EXERCISE DIRECTIONS ->
Write out the material again exactly, please, and omit the pictures.

PROVIDED RECORDS ->

-- begin --

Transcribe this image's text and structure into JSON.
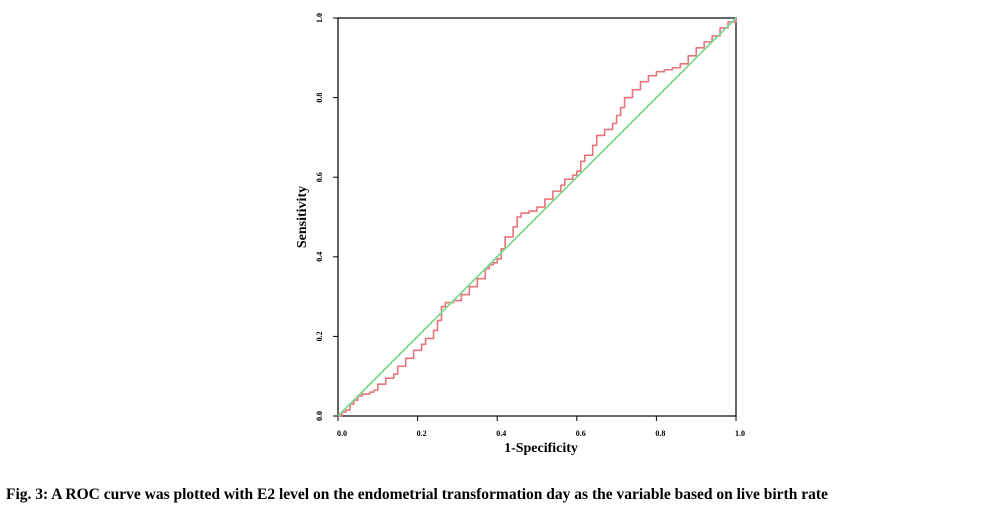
{
  "caption": "Fig. 3: A ROC curve was plotted with E2 level on the endometrial transformation day as the variable based on live birth rate",
  "chart_data": {
    "type": "line",
    "xlabel": "1-Specificity",
    "ylabel": "Sensitivity",
    "xlim": [
      0.0,
      1.0
    ],
    "ylim": [
      0.0,
      1.0
    ],
    "x_ticks": [
      "0.0",
      "0.2",
      "0.4",
      "0.6",
      "0.8",
      "1.0"
    ],
    "y_ticks": [
      "0.0",
      "0.2",
      "0.4",
      "0.6",
      "0.8",
      "1.0"
    ],
    "grid": false,
    "legend": "none",
    "series": [
      {
        "color": "#e8737b",
        "style": "step",
        "points": [
          [
            0.0,
            0.0
          ],
          [
            0.01,
            0.01
          ],
          [
            0.02,
            0.015
          ],
          [
            0.03,
            0.03
          ],
          [
            0.04,
            0.04
          ],
          [
            0.05,
            0.05
          ],
          [
            0.06,
            0.055
          ],
          [
            0.08,
            0.06
          ],
          [
            0.09,
            0.065
          ],
          [
            0.1,
            0.08
          ],
          [
            0.12,
            0.095
          ],
          [
            0.14,
            0.105
          ],
          [
            0.15,
            0.125
          ],
          [
            0.17,
            0.145
          ],
          [
            0.19,
            0.165
          ],
          [
            0.21,
            0.18
          ],
          [
            0.22,
            0.195
          ],
          [
            0.24,
            0.215
          ],
          [
            0.25,
            0.24
          ],
          [
            0.26,
            0.275
          ],
          [
            0.27,
            0.285
          ],
          [
            0.29,
            0.29
          ],
          [
            0.31,
            0.305
          ],
          [
            0.33,
            0.325
          ],
          [
            0.35,
            0.345
          ],
          [
            0.37,
            0.37
          ],
          [
            0.38,
            0.38
          ],
          [
            0.39,
            0.385
          ],
          [
            0.4,
            0.395
          ],
          [
            0.41,
            0.42
          ],
          [
            0.42,
            0.45
          ],
          [
            0.44,
            0.475
          ],
          [
            0.45,
            0.5
          ],
          [
            0.46,
            0.51
          ],
          [
            0.48,
            0.515
          ],
          [
            0.5,
            0.525
          ],
          [
            0.52,
            0.545
          ],
          [
            0.54,
            0.565
          ],
          [
            0.56,
            0.58
          ],
          [
            0.57,
            0.595
          ],
          [
            0.59,
            0.605
          ],
          [
            0.6,
            0.615
          ],
          [
            0.61,
            0.64
          ],
          [
            0.62,
            0.655
          ],
          [
            0.64,
            0.68
          ],
          [
            0.65,
            0.705
          ],
          [
            0.67,
            0.72
          ],
          [
            0.69,
            0.735
          ],
          [
            0.7,
            0.755
          ],
          [
            0.71,
            0.775
          ],
          [
            0.72,
            0.8
          ],
          [
            0.74,
            0.82
          ],
          [
            0.76,
            0.84
          ],
          [
            0.78,
            0.855
          ],
          [
            0.8,
            0.865
          ],
          [
            0.82,
            0.87
          ],
          [
            0.84,
            0.875
          ],
          [
            0.86,
            0.885
          ],
          [
            0.88,
            0.905
          ],
          [
            0.9,
            0.925
          ],
          [
            0.92,
            0.94
          ],
          [
            0.94,
            0.955
          ],
          [
            0.96,
            0.975
          ],
          [
            0.98,
            0.99
          ],
          [
            1.0,
            1.0
          ]
        ]
      },
      {
        "color": "#7fd88f",
        "style": "line",
        "points": [
          [
            0.0,
            0.0
          ],
          [
            1.0,
            1.0
          ]
        ]
      }
    ]
  }
}
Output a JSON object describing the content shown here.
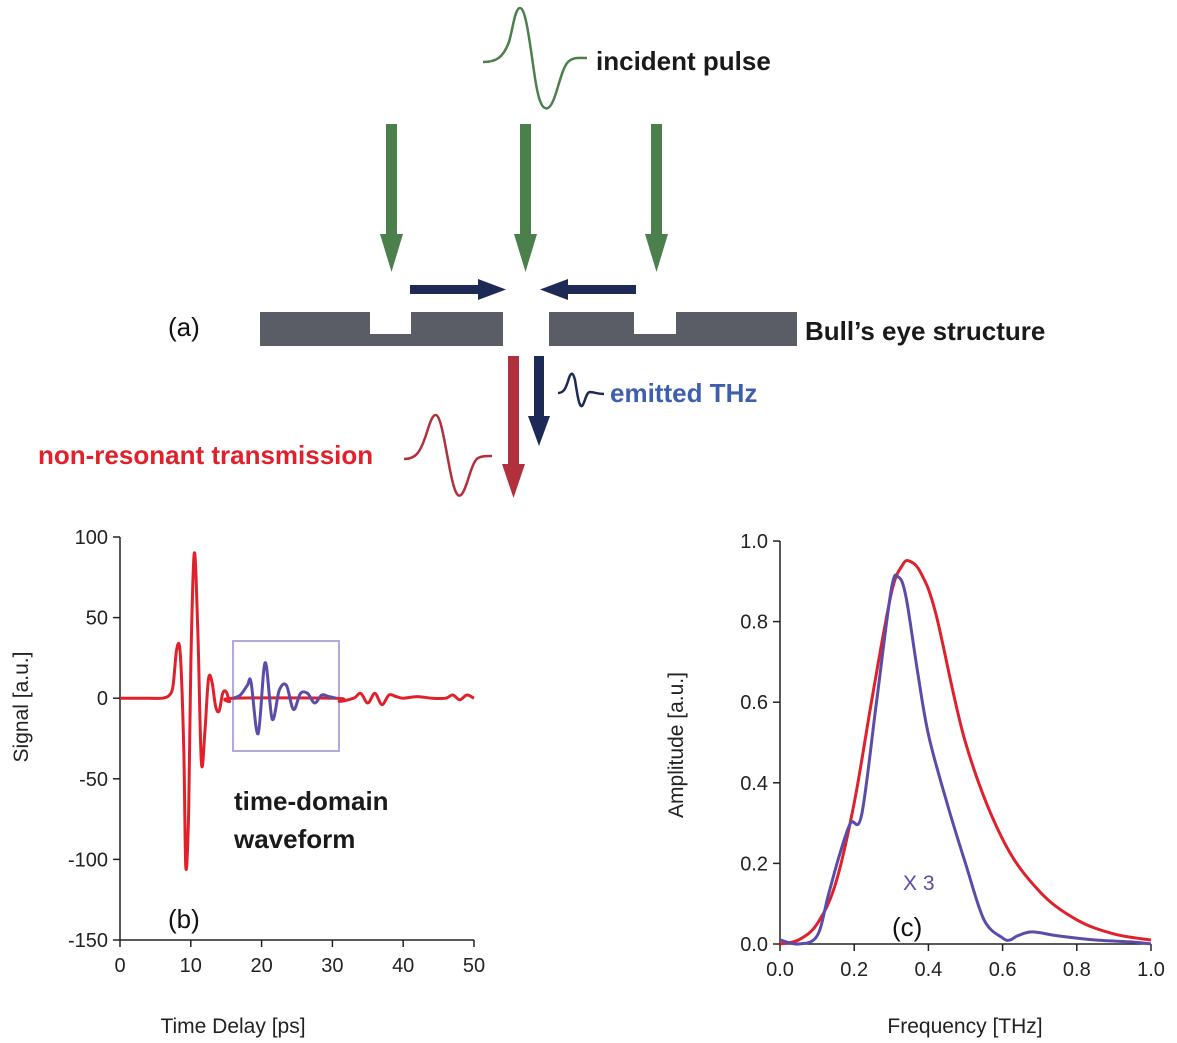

-- end --

EXERCISE RESPONSE ->
Transcribe this image's text and structure into JSON.
{
  "caption": "Fig. 3: A ROC curve was plotted with E2 level on the endometrial transformation day as the variable based on live birth rate",
  "chart_data": {
    "type": "line",
    "xlabel": "1-Specificity",
    "ylabel": "Sensitivity",
    "xlim": [
      0.0,
      1.0
    ],
    "ylim": [
      0.0,
      1.0
    ],
    "x_ticks": [
      "0.0",
      "0.2",
      "0.4",
      "0.6",
      "0.8",
      "1.0"
    ],
    "y_ticks": [
      "0.0",
      "0.2",
      "0.4",
      "0.6",
      "0.8",
      "1.0"
    ],
    "grid": false,
    "legend": "none",
    "series": [
      {
        "color": "#e8737b",
        "style": "step",
        "points": [
          [
            0.0,
            0.0
          ],
          [
            0.01,
            0.01
          ],
          [
            0.02,
            0.015
          ],
          [
            0.03,
            0.03
          ],
          [
            0.04,
            0.04
          ],
          [
            0.05,
            0.05
          ],
          [
            0.06,
            0.055
          ],
          [
            0.08,
            0.06
          ],
          [
            0.09,
            0.065
          ],
          [
            0.1,
            0.08
          ],
          [
            0.12,
            0.095
          ],
          [
            0.14,
            0.105
          ],
          [
            0.15,
            0.125
          ],
          [
            0.17,
            0.145
          ],
          [
            0.19,
            0.165
          ],
          [
            0.21,
            0.18
          ],
          [
            0.22,
            0.195
          ],
          [
            0.24,
            0.215
          ],
          [
            0.25,
            0.24
          ],
          [
            0.26,
            0.275
          ],
          [
            0.27,
            0.285
          ],
          [
            0.29,
            0.29
          ],
          [
            0.31,
            0.305
          ],
          [
            0.33,
            0.325
          ],
          [
            0.35,
            0.345
          ],
          [
            0.37,
            0.37
          ],
          [
            0.38,
            0.38
          ],
          [
            0.39,
            0.385
          ],
          [
            0.4,
            0.395
          ],
          [
            0.41,
            0.42
          ],
          [
            0.42,
            0.45
          ],
          [
            0.44,
            0.475
          ],
          [
            0.45,
            0.5
          ],
          [
            0.46,
            0.51
          ],
          [
            0.48,
            0.515
          ],
          [
            0.5,
            0.525
          ],
          [
            0.52,
            0.545
          ],
          [
            0.54,
            0.565
          ],
          [
            0.56,
            0.58
          ],
          [
            0.57,
            0.595
          ],
          [
            0.59,
            0.605
          ],
          [
            0.6,
            0.615
          ],
          [
            0.61,
            0.64
          ],
          [
            0.62,
            0.655
          ],
          [
            0.64,
            0.68
          ],
          [
            0.65,
            0.705
          ],
          [
            0.67,
            0.72
          ],
          [
            0.69,
            0.735
          ],
          [
            0.7,
            0.755
          ],
          [
            0.71,
            0.775
          ],
          [
            0.72,
            0.8
          ],
          [
            0.74,
            0.82
          ],
          [
            0.76,
            0.84
          ],
          [
            0.78,
            0.855
          ],
          [
            0.8,
            0.865
          ],
          [
            0.82,
            0.87
          ],
          [
            0.84,
            0.875
          ],
          [
            0.86,
            0.885
          ],
          [
            0.88,
            0.905
          ],
          [
            0.9,
            0.925
          ],
          [
            0.92,
            0.94
          ],
          [
            0.94,
            0.955
          ],
          [
            0.96,
            0.975
          ],
          [
            0.98,
            0.99
          ],
          [
            1.0,
            1.0
          ]
        ]
      },
      {
        "color": "#7fd88f",
        "style": "line",
        "points": [
          [
            0.0,
            0.0
          ],
          [
            1.0,
            1.0
          ]
        ]
      }
    ]
  }
}
Output a JSON object describing the content shown here.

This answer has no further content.